───── Provided information
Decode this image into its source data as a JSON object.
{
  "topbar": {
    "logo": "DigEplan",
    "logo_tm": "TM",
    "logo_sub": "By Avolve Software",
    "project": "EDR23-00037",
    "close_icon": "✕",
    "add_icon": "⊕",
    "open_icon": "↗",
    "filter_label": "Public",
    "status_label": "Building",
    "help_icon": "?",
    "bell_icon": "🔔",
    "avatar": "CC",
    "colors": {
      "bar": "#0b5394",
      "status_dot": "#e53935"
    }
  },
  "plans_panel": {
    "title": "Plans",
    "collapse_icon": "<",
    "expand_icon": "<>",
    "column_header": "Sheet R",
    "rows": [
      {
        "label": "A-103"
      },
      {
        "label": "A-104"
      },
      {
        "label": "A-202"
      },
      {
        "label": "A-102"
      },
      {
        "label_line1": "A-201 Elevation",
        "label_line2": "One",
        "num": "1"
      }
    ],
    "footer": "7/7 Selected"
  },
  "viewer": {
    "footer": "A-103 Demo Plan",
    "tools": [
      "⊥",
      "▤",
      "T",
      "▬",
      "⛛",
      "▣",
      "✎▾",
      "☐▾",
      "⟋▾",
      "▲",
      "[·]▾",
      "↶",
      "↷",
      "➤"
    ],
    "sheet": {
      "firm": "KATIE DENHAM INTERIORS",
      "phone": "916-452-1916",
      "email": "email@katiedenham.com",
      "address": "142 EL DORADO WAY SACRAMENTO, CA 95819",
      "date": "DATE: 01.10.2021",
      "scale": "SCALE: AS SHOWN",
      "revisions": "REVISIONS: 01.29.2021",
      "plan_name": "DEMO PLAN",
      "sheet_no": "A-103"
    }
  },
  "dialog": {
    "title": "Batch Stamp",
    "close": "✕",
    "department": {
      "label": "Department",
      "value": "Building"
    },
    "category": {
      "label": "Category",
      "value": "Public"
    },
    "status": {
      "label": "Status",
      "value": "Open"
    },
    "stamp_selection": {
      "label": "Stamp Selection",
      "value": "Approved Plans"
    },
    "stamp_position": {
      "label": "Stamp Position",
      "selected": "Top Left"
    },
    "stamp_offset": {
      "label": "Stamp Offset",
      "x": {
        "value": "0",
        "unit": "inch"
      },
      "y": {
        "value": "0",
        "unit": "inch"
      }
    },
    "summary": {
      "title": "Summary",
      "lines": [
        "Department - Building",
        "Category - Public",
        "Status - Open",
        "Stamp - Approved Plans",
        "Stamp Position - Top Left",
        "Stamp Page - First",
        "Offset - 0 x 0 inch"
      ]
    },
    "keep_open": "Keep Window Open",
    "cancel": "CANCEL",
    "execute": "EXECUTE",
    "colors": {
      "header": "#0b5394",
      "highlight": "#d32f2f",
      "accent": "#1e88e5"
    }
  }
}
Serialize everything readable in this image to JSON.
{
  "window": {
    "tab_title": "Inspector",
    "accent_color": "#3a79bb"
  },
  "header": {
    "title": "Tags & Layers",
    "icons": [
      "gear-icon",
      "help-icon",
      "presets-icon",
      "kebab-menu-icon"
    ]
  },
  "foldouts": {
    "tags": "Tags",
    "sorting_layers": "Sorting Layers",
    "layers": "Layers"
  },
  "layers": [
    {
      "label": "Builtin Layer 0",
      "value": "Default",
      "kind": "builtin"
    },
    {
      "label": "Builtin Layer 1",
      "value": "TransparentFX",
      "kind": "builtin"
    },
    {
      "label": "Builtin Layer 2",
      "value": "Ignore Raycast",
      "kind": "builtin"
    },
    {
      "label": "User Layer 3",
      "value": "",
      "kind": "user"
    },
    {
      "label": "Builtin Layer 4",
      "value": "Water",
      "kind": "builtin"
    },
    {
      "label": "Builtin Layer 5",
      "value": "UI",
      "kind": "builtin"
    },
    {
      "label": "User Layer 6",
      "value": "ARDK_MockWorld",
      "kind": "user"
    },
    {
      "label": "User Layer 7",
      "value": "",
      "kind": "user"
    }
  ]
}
──────────
• [Given exercise] Write out every record shown above, word for word.

• [Solution]
Decode this image into its source data as a JSON object.
{
  "topbar": {
    "logo": "DigEplan",
    "logo_tm": "TM",
    "logo_sub": "By Avolve Software",
    "project": "EDR23-00037",
    "close_icon": "✕",
    "add_icon": "⊕",
    "open_icon": "↗",
    "filter_label": "Public",
    "status_label": "Building",
    "help_icon": "?",
    "bell_icon": "🔔",
    "avatar": "CC",
    "colors": {
      "bar": "#0b5394",
      "status_dot": "#e53935"
    }
  },
  "plans_panel": {
    "title": "Plans",
    "collapse_icon": "<",
    "expand_icon": "<>",
    "column_header": "Sheet R",
    "rows": [
      {
        "label": "A-103"
      },
      {
        "label": "A-104"
      },
      {
        "label": "A-202"
      },
      {
        "label": "A-102"
      },
      {
        "label_line1": "A-201 Elevation",
        "label_line2": "One",
        "num": "1"
      }
    ],
    "footer": "7/7 Selected"
  },
  "viewer": {
    "footer": "A-103 Demo Plan",
    "tools": [
      "⊥",
      "▤",
      "T",
      "▬",
      "⛛",
      "▣",
      "✎▾",
      "☐▾",
      "⟋▾",
      "▲",
      "[·]▾",
      "↶",
      "↷",
      "➤"
    ],
    "sheet": {
      "firm": "KATIE DENHAM INTERIORS",
      "phone": "916-452-1916",
      "email": "email@katiedenham.com",
      "address": "142 EL DORADO WAY SACRAMENTO, CA 95819",
      "date": "DATE: 01.10.2021",
      "scale": "SCALE: AS SHOWN",
      "revisions": "REVISIONS: 01.29.2021",
      "plan_name": "DEMO PLAN",
      "sheet_no": "A-103"
    }
  },
  "dialog": {
    "title": "Batch Stamp",
    "close": "✕",
    "department": {
      "label": "Department",
      "value": "Building"
    },
    "category": {
      "label": "Category",
      "value": "Public"
    },
    "status": {
      "label": "Status",
      "value": "Open"
    },
    "stamp_selection": {
      "label": "Stamp Selection",
      "value": "Approved Plans"
    },
    "stamp_position": {
      "label": "Stamp Position",
      "selected": "Top Left"
    },
    "stamp_offset": {
      "label": "Stamp Offset",
      "x": {
        "value": "0",
        "unit": "inch"
      },
      "y": {
        "value": "0",
        "unit": "inch"
      }
    },
    "summary": {
      "title": "Summary",
      "lines": [
        "Department - Building",
        "Category - Public",
        "Status - Open",
        "Stamp - Approved Plans",
        "Stamp Position - Top Left",
        "Stamp Page - First",
        "Offset - 0 x 0 inch"
      ]
    },
    "keep_open": "Keep Window Open",
    "cancel": "CANCEL",
    "execute": "EXECUTE",
    "colors": {
      "header": "#0b5394",
      "highlight": "#d32f2f",
      "accent": "#1e88e5"
    }
  }
}
Serialize everything readable in this image to JSON.
{
  "window": {
    "tab_title": "Inspector",
    "accent_color": "#3a79bb"
  },
  "header": {
    "title": "Tags & Layers",
    "icons": [
      "gear-icon",
      "help-icon",
      "presets-icon",
      "kebab-menu-icon"
    ]
  },
  "foldouts": {
    "tags": "Tags",
    "sorting_layers": "Sorting Layers",
    "layers": "Layers"
  },
  "layers": [
    {
      "label": "Builtin Layer 0",
      "value": "Default",
      "kind": "builtin"
    },
    {
      "label": "Builtin Layer 1",
      "value": "TransparentFX",
      "kind": "builtin"
    },
    {
      "label": "Builtin Layer 2",
      "value": "Ignore Raycast",
      "kind": "builtin"
    },
    {
      "label": "User Layer 3",
      "value": "",
      "kind": "user"
    },
    {
      "label": "Builtin Layer 4",
      "value": "Water",
      "kind": "builtin"
    },
    {
      "label": "Builtin Layer 5",
      "value": "UI",
      "kind": "builtin"
    },
    {
      "label": "User Layer 6",
      "value": "ARDK_MockWorld",
      "kind": "user"
    },
    {
      "label": "User Layer 7",
      "value": "",
      "kind": "user"
    }
  ]
}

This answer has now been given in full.